* WRITTEN EXERCISE: Pictures within the data are to be left out; everything else must be reproduced exactly.

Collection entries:
● ● ●
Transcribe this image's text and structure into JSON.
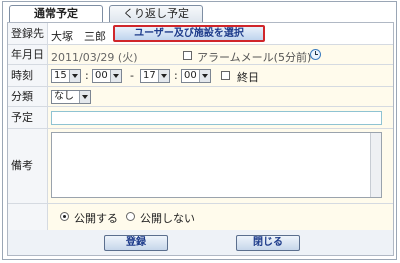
{
  "tabs": [
    {
      "label": "通常予定",
      "active": true
    },
    {
      "label": "くり返し予定",
      "active": false
    }
  ],
  "form": {
    "registrant": {
      "label": "登録先",
      "value": "大塚　三郎",
      "select_button": "ユーザー及び施設を選択"
    },
    "date": {
      "label": "年月日",
      "value": "2011/03/29 (火)",
      "alarm_label": "アラームメール(5分前)",
      "alarm_checked": false
    },
    "time": {
      "label": "時刻",
      "start_hour": "15",
      "start_min": "00",
      "sep_colon": ":",
      "sep_dash": "-",
      "end_hour": "17",
      "end_min": "00",
      "allday_label": "終日",
      "allday_checked": false
    },
    "category": {
      "label": "分類",
      "value": "なし"
    },
    "title": {
      "label": "予定",
      "value": ""
    },
    "notes": {
      "label": "備考",
      "value": ""
    },
    "visibility": {
      "public_label": "公開する",
      "private_label": "公開しない",
      "selected": "public"
    }
  },
  "footer": {
    "register_label": "登録",
    "close_label": "閉じる"
  }
}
● ● ●
* WRITTEN SOLUTION:
Transcribe this image's text and structure into JSON.
{
  "tabs": [
    {
      "label": "通常予定",
      "active": true
    },
    {
      "label": "くり返し予定",
      "active": false
    }
  ],
  "form": {
    "registrant": {
      "label": "登録先",
      "value": "大塚　三郎",
      "select_button": "ユーザー及び施設を選択"
    },
    "date": {
      "label": "年月日",
      "value": "2011/03/29 (火)",
      "alarm_label": "アラームメール(5分前)",
      "alarm_checked": false
    },
    "time": {
      "label": "時刻",
      "start_hour": "15",
      "start_min": "00",
      "sep_colon": ":",
      "sep_dash": "-",
      "end_hour": "17",
      "end_min": "00",
      "allday_label": "終日",
      "allday_checked": false
    },
    "category": {
      "label": "分類",
      "value": "なし"
    },
    "title": {
      "label": "予定",
      "value": ""
    },
    "notes": {
      "label": "備考",
      "value": ""
    },
    "visibility": {
      "public_label": "公開する",
      "private_label": "公開しない",
      "selected": "public"
    }
  },
  "footer": {
    "register_label": "登録",
    "close_label": "閉じる"
  }
}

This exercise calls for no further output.